▶ [What you need to do] Scan the records below for the word "Америки" and give only the number of lines that hold it.

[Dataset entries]
----------

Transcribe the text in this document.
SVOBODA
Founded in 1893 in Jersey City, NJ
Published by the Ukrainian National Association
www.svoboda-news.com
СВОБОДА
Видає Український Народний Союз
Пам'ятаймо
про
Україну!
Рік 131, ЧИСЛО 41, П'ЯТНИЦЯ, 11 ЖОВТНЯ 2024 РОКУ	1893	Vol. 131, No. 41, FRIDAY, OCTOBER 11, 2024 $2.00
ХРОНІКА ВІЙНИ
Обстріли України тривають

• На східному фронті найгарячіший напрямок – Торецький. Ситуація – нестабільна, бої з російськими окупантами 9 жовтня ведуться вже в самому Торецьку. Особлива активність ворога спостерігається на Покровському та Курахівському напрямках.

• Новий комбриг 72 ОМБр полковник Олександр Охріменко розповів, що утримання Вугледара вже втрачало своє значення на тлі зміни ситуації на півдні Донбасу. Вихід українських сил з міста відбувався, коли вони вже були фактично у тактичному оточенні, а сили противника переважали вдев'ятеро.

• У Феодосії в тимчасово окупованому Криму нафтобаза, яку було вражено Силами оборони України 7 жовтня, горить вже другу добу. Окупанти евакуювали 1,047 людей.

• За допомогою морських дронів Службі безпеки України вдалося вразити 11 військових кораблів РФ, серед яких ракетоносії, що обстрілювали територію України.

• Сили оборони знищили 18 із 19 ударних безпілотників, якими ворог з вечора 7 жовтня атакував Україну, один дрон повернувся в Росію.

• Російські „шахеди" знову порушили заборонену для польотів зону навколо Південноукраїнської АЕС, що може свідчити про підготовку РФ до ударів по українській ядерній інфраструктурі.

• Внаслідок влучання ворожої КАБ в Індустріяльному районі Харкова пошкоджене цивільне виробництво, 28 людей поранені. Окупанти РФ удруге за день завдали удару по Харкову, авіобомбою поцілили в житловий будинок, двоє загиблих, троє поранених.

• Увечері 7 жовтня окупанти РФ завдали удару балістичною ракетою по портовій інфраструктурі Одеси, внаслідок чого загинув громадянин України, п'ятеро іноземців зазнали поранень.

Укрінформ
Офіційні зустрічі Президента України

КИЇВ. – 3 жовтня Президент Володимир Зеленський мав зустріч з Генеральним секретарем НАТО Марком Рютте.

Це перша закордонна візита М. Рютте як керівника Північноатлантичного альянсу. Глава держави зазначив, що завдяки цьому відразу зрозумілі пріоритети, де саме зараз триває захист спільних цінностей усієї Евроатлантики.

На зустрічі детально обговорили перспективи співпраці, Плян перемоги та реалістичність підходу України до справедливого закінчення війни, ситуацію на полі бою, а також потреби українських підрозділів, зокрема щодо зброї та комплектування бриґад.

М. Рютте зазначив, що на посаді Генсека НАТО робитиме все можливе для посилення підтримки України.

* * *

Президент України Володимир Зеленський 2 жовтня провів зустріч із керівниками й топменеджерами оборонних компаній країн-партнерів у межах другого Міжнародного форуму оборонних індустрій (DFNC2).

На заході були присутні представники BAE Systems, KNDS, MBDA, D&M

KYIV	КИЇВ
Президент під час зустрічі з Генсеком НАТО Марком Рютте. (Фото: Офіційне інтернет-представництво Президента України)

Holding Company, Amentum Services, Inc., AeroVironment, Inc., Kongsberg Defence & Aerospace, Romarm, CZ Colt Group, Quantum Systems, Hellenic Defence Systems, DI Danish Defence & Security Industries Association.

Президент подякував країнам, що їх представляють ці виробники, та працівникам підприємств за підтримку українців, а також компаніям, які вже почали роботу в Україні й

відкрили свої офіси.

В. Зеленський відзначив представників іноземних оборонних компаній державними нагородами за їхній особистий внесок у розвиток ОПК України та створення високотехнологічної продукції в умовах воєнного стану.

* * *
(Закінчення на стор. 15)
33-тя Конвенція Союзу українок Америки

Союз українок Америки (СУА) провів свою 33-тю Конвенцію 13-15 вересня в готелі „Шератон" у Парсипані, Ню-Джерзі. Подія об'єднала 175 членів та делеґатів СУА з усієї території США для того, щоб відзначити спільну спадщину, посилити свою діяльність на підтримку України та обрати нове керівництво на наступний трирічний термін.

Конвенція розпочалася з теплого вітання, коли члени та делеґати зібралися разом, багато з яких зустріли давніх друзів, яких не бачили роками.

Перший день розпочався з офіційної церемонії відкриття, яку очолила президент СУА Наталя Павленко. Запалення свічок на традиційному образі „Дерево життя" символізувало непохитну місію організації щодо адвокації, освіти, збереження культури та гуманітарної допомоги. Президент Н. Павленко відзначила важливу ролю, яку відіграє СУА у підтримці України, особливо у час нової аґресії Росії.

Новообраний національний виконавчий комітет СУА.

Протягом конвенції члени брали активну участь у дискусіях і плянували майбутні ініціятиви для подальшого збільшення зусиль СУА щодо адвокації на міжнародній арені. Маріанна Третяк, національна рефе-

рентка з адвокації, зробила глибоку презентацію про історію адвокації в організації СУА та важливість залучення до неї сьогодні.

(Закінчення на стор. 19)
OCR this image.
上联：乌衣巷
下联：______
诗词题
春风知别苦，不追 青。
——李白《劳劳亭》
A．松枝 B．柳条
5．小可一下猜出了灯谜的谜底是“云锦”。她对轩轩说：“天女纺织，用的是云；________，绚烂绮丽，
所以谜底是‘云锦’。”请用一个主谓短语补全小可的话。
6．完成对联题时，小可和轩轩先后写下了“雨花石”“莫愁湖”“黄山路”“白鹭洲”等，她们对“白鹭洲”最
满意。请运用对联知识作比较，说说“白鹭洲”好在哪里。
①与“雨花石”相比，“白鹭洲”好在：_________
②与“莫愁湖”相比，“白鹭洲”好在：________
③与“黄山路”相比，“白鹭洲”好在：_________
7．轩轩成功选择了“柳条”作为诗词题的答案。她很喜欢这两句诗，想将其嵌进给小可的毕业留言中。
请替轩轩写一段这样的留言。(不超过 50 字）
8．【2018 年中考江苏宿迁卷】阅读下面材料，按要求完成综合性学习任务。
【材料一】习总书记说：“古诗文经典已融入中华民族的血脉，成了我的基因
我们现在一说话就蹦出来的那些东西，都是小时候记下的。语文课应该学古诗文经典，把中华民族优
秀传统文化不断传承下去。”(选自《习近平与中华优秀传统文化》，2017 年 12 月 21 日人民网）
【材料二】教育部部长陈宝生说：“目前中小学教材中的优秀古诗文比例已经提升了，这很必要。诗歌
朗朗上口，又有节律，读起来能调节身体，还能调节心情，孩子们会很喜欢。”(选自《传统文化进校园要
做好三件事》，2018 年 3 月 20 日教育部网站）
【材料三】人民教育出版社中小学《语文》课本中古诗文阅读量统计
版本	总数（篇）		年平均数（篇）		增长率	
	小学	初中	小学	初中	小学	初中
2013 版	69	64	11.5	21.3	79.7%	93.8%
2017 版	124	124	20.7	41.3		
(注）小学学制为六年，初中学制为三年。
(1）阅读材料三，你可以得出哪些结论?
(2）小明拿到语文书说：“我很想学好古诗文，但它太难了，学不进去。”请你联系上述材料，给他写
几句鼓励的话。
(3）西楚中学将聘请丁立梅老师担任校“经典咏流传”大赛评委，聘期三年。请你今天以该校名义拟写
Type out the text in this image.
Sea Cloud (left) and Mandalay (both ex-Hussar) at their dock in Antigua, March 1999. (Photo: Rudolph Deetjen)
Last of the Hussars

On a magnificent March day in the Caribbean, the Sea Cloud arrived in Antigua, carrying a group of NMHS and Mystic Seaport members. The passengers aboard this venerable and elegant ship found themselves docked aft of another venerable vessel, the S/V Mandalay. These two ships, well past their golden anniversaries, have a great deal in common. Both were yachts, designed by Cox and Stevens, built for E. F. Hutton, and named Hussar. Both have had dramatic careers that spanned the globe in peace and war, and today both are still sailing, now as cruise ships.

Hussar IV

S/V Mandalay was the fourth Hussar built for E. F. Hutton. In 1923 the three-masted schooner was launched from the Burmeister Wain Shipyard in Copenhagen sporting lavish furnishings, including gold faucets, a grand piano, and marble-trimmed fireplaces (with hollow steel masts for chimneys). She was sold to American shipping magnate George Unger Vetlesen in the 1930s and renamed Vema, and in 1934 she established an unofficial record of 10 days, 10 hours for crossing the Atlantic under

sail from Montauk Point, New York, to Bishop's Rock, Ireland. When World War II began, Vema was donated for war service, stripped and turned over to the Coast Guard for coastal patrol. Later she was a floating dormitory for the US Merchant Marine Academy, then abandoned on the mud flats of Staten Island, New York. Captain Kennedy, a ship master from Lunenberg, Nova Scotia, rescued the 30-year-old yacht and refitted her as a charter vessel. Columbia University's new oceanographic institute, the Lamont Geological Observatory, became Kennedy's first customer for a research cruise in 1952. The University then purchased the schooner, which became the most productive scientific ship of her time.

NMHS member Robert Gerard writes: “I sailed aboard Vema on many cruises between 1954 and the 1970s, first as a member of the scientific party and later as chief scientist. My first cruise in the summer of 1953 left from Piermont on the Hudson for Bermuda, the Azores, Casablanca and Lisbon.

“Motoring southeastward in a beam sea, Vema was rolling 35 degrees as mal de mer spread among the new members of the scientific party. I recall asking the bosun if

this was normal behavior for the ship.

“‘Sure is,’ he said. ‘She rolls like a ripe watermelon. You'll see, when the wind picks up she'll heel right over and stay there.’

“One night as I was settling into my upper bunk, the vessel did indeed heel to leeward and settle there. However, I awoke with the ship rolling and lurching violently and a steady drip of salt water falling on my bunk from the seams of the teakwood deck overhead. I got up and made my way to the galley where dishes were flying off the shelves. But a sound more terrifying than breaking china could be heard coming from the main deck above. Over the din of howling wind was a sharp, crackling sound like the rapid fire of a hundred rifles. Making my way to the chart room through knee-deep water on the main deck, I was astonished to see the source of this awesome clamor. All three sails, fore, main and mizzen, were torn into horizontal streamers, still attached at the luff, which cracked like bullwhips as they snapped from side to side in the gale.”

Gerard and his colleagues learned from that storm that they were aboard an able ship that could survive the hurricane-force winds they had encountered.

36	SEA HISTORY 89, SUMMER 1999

----------

▶ [Solution to this problem] 2